▶ **STATED EXERCISE**:
Lift out each line of the data that holds "type".

---------- SOURCE DATA ----------

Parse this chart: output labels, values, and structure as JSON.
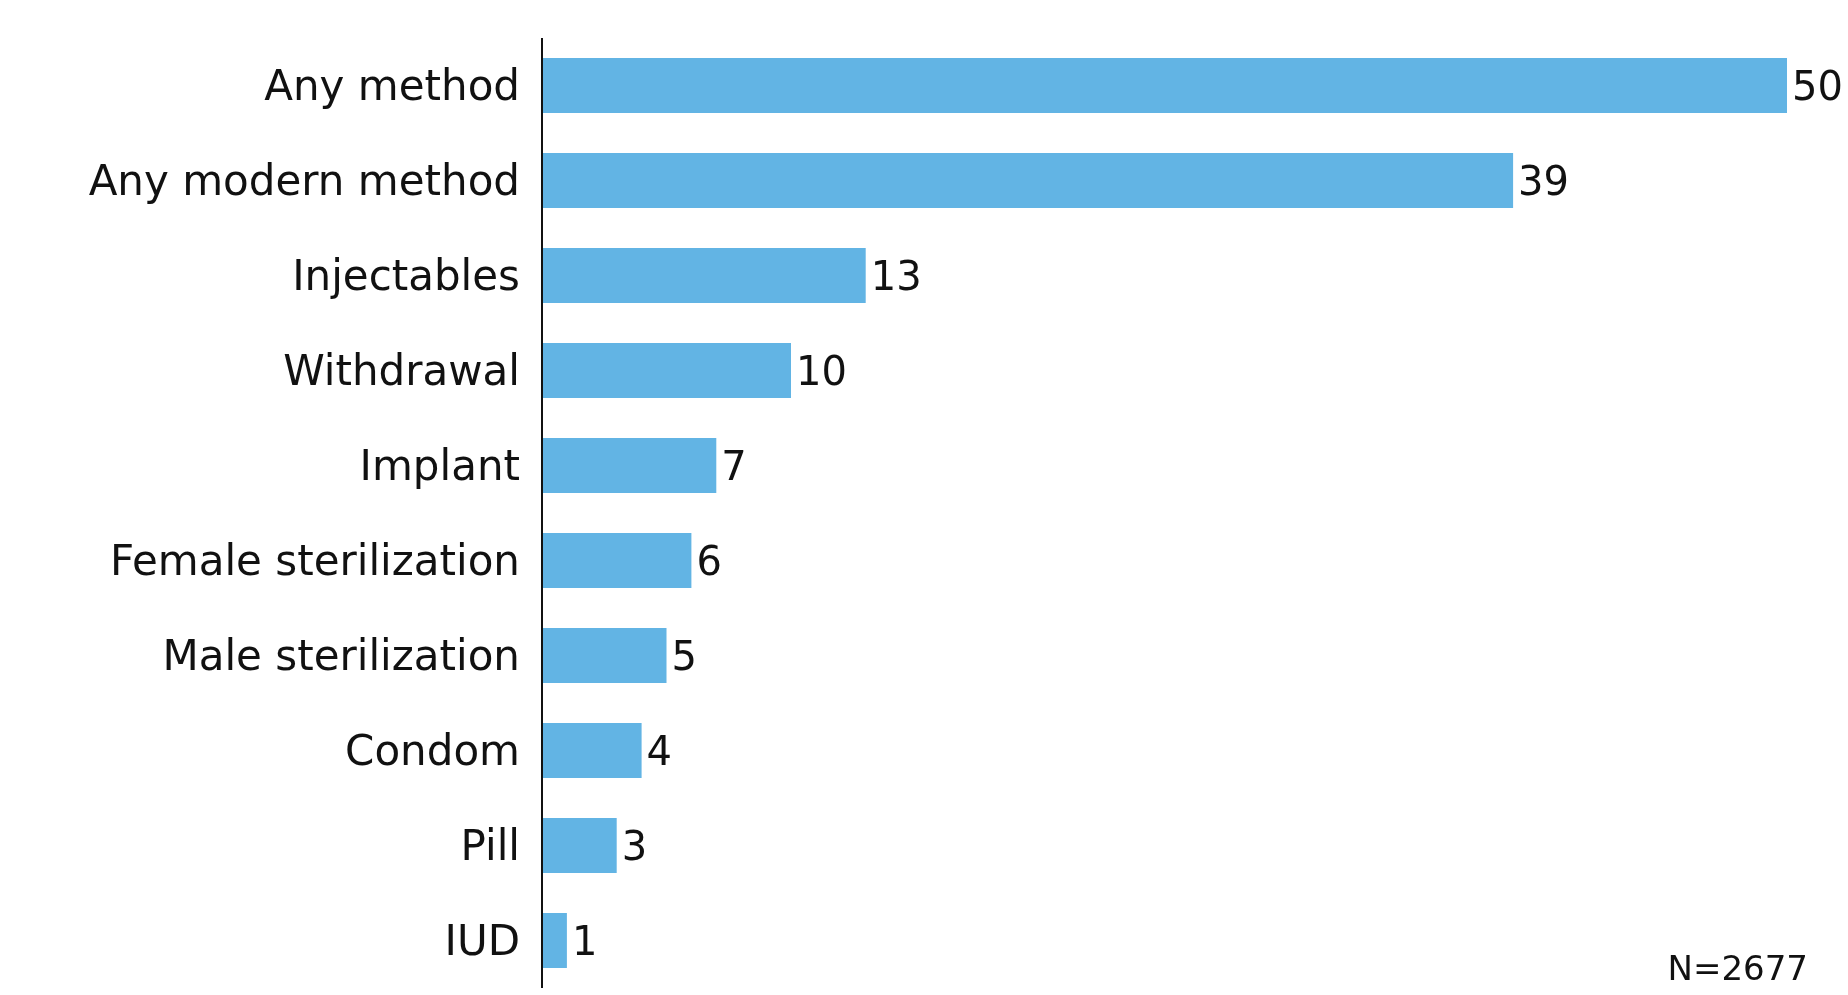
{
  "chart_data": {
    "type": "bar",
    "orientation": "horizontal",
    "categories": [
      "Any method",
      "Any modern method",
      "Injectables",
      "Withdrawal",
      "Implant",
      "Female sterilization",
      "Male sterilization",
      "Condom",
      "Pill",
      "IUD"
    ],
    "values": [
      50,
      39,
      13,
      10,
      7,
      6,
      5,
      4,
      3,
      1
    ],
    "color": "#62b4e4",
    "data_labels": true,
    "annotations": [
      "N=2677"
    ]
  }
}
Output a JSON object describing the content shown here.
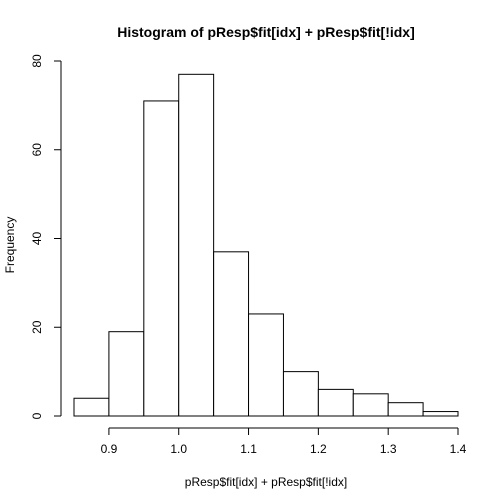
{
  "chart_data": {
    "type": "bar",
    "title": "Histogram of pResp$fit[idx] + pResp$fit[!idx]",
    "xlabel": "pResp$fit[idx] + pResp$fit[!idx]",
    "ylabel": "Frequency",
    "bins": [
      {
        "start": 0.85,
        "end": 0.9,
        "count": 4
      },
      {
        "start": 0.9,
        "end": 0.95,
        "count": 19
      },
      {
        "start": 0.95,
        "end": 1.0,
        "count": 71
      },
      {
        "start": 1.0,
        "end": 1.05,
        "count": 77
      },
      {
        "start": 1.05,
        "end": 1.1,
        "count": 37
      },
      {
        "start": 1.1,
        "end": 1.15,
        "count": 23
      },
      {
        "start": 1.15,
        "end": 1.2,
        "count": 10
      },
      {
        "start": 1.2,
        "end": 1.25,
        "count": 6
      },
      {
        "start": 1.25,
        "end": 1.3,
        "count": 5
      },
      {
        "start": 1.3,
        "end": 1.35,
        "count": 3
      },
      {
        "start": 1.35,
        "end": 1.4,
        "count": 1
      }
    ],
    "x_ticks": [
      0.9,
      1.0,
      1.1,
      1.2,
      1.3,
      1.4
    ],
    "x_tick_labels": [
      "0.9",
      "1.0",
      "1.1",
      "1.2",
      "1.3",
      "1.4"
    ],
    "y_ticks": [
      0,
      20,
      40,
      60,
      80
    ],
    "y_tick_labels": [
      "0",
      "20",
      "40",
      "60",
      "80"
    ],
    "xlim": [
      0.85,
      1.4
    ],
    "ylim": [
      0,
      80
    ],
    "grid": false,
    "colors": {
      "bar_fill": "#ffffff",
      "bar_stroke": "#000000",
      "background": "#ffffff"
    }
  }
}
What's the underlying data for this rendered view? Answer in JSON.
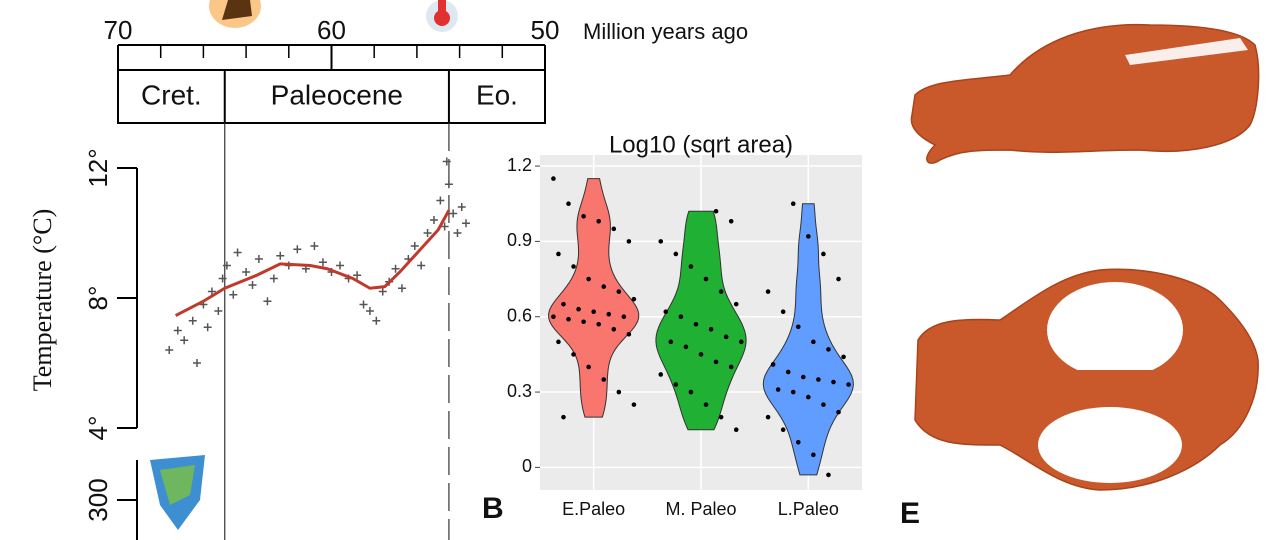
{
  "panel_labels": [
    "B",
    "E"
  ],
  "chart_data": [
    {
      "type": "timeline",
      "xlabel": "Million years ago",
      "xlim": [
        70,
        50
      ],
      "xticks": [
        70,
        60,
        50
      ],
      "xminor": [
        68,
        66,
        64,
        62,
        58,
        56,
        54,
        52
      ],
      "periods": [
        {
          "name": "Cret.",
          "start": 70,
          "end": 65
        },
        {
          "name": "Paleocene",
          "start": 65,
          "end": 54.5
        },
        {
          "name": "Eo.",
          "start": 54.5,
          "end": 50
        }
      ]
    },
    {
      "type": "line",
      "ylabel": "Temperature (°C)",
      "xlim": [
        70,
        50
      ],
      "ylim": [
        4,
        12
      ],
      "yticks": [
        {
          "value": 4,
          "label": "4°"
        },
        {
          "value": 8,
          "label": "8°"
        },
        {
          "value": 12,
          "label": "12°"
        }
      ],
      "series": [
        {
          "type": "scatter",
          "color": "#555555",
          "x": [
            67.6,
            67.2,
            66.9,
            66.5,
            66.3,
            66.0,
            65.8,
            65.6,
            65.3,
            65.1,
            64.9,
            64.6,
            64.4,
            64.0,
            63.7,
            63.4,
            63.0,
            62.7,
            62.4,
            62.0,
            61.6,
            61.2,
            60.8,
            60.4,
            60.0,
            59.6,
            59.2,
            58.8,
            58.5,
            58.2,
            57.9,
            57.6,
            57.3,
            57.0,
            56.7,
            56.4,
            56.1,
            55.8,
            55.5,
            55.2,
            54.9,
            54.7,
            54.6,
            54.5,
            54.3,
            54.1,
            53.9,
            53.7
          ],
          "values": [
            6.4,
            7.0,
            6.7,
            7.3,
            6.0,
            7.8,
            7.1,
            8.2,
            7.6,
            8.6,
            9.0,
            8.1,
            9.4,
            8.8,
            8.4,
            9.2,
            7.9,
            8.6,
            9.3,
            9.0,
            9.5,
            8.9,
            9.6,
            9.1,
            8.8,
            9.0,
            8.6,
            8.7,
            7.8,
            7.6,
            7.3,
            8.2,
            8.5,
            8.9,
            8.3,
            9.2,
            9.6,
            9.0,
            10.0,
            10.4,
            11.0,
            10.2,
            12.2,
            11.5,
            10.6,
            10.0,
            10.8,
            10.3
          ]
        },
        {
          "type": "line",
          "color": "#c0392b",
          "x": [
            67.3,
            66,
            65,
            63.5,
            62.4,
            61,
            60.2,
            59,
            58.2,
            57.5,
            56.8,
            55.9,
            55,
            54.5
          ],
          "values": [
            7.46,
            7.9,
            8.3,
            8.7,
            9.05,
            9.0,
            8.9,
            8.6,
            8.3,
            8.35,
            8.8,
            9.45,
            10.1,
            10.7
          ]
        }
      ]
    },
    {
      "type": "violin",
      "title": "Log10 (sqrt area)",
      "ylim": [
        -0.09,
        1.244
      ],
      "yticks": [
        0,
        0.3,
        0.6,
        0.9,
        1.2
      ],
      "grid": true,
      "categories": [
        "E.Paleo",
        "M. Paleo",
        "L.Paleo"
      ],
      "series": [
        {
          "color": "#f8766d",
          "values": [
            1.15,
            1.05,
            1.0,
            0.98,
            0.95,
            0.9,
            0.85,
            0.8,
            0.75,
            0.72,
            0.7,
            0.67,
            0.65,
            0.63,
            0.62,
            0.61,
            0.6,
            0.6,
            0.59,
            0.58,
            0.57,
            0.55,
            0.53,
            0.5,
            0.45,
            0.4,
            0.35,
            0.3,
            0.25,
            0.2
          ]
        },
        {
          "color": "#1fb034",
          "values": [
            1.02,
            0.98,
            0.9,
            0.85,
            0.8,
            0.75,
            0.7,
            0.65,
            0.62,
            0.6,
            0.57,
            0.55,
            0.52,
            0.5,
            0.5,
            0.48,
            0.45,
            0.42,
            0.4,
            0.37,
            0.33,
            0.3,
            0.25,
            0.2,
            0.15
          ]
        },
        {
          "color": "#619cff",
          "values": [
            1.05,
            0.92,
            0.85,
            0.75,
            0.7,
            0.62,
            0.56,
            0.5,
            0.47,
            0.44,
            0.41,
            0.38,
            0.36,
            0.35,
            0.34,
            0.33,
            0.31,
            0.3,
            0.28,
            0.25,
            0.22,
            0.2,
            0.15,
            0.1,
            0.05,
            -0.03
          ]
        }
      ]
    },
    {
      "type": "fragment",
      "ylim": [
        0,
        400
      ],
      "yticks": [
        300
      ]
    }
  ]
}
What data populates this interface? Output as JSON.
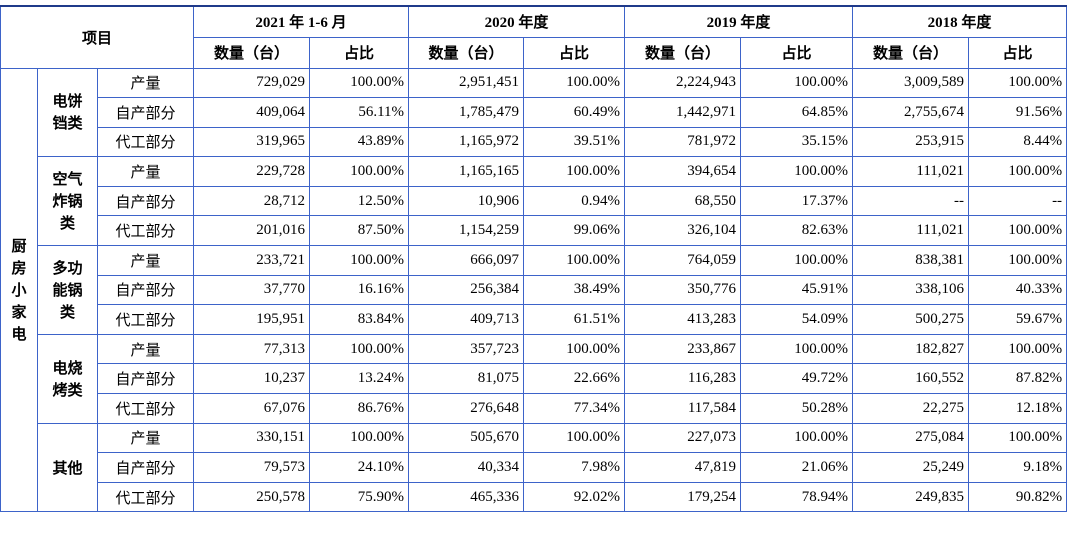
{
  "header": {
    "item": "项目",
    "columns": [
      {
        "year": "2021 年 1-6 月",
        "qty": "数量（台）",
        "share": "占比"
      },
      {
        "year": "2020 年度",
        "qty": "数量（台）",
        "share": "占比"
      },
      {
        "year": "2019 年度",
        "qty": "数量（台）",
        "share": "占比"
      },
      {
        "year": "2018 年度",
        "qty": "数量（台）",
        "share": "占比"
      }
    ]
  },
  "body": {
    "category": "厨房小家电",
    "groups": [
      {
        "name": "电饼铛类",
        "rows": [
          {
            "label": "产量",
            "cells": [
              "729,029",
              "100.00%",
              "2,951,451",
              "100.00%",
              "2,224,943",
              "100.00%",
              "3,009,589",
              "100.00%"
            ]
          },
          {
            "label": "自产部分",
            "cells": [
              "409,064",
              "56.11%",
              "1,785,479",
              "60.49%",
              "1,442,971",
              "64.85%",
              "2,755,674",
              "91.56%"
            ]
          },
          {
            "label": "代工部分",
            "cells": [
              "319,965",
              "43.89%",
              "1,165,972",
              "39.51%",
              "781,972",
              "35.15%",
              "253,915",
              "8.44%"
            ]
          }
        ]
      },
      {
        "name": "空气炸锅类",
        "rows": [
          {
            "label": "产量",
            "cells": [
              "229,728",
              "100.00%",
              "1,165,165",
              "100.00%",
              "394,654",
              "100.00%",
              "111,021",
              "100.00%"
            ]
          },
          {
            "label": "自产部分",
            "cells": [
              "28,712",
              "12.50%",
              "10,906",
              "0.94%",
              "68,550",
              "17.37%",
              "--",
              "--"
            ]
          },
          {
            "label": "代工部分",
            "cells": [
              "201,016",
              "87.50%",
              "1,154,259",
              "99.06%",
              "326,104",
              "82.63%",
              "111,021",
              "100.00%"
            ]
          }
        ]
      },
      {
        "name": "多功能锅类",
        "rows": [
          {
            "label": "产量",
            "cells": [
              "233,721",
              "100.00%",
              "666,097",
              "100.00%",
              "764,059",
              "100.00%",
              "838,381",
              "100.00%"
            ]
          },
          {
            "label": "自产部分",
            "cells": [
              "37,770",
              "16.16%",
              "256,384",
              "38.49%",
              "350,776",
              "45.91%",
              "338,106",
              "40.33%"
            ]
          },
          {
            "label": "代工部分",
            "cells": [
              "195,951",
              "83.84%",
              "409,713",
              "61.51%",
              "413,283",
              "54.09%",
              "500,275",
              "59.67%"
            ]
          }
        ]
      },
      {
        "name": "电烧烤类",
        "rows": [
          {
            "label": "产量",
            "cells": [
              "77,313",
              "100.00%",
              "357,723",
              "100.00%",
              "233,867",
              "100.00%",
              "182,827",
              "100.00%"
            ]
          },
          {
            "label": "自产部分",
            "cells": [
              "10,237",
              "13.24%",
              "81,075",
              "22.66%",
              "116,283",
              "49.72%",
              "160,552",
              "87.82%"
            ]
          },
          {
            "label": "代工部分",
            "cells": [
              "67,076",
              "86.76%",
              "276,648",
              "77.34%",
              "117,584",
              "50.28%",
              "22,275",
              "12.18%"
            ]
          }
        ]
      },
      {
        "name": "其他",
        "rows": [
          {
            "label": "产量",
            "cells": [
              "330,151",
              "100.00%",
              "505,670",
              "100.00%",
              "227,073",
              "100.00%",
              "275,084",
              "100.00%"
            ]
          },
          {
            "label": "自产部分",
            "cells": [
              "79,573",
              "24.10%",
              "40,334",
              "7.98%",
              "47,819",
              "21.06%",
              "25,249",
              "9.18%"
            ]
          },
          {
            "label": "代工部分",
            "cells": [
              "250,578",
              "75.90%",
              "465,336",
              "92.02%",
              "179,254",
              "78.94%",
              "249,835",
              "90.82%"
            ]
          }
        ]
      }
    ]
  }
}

----------

▶ **RIGHT ANSWER**:
    "type": "bar",
    "type": "bar",
      "type": "timeline",
      "type": "line",
          "type": "scatter",
          "type": "line",
      "type": "violin",
      "type": "fragment",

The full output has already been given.